MATERIAL FOR THIS EXERCISE:
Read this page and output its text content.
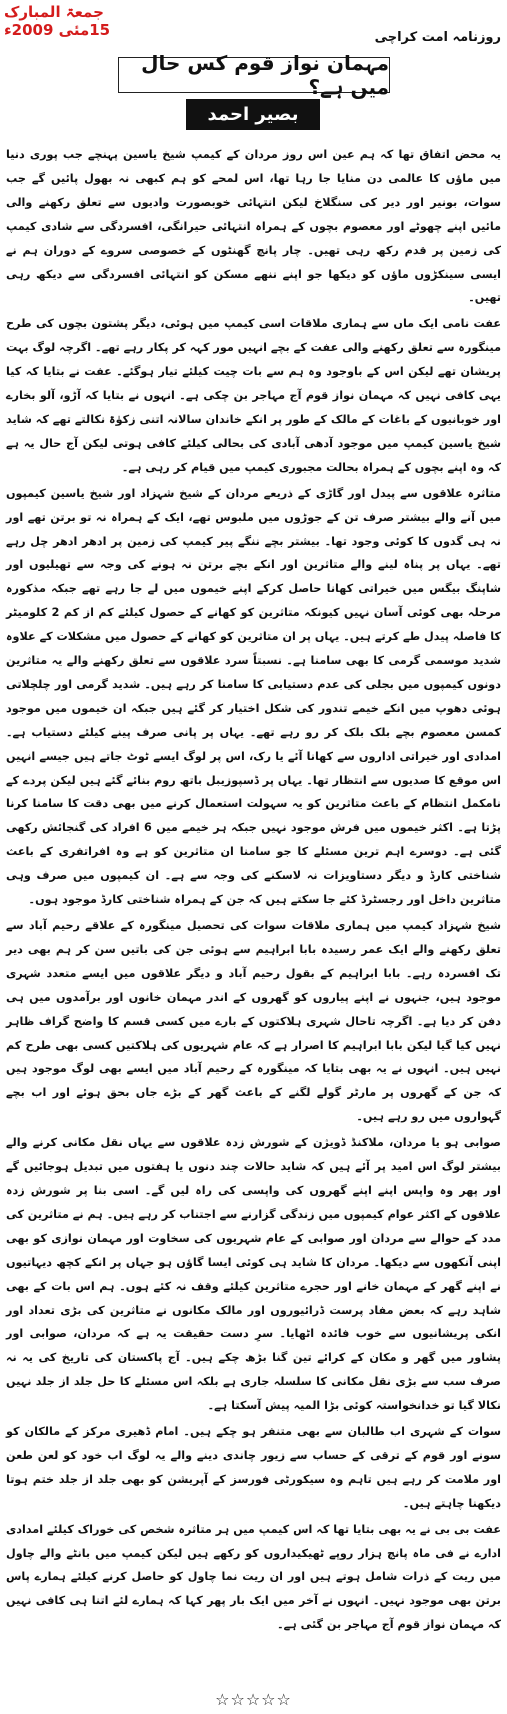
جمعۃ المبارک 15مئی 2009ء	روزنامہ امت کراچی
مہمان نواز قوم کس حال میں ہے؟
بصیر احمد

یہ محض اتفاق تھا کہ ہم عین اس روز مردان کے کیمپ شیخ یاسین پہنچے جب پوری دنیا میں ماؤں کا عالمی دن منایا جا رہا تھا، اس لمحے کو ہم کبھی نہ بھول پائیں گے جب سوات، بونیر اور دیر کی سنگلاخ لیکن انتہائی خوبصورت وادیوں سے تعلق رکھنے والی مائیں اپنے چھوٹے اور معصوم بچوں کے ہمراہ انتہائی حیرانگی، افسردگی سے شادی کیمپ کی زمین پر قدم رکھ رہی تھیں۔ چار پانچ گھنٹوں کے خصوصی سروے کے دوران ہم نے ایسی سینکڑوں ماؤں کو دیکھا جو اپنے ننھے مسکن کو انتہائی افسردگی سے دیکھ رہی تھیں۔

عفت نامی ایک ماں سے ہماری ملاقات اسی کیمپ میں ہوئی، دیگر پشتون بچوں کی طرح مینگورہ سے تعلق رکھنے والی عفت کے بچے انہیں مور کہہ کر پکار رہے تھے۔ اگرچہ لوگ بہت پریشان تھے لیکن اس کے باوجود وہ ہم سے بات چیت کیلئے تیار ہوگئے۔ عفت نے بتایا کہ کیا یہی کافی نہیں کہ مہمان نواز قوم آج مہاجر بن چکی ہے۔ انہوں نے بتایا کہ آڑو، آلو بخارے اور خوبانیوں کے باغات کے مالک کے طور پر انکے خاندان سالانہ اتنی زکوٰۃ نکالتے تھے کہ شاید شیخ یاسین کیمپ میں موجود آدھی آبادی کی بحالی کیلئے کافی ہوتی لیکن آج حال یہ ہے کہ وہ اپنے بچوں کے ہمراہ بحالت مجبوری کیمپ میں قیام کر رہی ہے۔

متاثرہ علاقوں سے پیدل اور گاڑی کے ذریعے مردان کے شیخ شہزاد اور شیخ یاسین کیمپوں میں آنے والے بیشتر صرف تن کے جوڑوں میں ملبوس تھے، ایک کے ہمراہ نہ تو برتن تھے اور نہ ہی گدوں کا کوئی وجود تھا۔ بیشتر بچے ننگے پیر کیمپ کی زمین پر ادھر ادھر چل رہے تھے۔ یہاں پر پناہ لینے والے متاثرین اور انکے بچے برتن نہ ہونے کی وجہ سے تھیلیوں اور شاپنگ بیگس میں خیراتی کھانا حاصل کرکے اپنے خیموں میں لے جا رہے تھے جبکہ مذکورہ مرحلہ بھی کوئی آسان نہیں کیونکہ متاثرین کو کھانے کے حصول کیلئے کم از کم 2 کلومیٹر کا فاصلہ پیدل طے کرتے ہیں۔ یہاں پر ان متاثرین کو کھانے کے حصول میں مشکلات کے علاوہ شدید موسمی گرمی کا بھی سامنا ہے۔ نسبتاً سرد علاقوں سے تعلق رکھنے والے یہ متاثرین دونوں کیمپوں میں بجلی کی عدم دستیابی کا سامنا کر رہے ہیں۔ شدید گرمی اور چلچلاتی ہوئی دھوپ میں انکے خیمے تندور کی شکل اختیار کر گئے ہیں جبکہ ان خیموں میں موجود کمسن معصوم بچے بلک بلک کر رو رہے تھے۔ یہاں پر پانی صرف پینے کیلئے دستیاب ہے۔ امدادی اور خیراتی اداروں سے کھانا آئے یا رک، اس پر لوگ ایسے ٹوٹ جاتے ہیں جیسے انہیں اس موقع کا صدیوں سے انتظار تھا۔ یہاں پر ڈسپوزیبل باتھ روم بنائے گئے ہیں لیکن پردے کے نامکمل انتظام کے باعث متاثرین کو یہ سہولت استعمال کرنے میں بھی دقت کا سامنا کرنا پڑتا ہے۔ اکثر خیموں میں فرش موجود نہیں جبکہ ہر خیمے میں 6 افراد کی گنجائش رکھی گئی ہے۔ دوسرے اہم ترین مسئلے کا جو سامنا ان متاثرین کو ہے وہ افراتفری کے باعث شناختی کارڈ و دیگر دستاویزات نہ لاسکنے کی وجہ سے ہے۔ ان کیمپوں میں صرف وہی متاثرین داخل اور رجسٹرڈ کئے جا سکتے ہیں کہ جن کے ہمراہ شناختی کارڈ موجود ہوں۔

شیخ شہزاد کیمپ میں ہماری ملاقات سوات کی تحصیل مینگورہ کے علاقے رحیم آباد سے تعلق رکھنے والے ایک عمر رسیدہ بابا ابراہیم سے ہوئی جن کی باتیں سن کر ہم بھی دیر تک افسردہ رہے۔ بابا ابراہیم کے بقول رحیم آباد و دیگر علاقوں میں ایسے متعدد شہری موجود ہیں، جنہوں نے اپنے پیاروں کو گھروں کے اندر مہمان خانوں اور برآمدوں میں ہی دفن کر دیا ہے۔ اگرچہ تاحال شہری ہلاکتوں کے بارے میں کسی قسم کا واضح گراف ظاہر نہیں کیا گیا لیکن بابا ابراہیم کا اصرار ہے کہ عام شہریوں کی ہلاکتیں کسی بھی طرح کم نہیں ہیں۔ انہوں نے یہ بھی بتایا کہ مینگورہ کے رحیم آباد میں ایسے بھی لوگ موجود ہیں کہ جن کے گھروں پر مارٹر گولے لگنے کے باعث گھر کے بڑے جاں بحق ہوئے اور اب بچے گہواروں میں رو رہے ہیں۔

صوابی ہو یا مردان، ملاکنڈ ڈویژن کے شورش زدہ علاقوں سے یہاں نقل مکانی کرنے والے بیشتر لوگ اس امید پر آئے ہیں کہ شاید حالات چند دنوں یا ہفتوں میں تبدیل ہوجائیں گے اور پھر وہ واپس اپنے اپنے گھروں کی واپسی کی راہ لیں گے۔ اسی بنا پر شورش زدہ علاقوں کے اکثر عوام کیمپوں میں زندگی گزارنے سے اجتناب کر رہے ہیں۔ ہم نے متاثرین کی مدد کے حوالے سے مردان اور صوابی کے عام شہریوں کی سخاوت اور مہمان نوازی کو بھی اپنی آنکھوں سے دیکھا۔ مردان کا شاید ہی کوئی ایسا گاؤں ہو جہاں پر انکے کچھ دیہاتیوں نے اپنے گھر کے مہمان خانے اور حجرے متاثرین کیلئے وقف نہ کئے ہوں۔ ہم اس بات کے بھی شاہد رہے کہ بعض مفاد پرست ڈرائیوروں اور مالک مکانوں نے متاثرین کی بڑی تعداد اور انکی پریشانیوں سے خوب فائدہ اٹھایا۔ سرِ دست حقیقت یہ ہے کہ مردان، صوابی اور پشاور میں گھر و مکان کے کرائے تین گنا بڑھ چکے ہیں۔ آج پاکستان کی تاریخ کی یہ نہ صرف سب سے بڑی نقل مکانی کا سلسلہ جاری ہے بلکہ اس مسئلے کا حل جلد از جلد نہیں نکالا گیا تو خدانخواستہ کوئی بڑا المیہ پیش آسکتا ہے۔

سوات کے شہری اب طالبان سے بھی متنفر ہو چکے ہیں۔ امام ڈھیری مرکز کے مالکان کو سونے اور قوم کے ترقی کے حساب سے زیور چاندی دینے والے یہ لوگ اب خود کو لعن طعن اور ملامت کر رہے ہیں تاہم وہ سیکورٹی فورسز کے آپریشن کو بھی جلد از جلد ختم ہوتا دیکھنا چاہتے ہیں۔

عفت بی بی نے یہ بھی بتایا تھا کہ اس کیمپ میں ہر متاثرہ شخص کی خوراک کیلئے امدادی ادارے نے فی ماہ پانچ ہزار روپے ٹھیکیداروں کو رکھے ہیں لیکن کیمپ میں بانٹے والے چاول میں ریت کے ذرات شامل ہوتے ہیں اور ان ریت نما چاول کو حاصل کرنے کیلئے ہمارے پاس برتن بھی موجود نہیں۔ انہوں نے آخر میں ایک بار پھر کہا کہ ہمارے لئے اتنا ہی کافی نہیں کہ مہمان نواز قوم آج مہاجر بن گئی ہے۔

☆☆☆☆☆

REQUIRED WORK:
How many lines of the data contain the word "اگرچہ"? Answer with the number alone.

FINAL RESULT:
2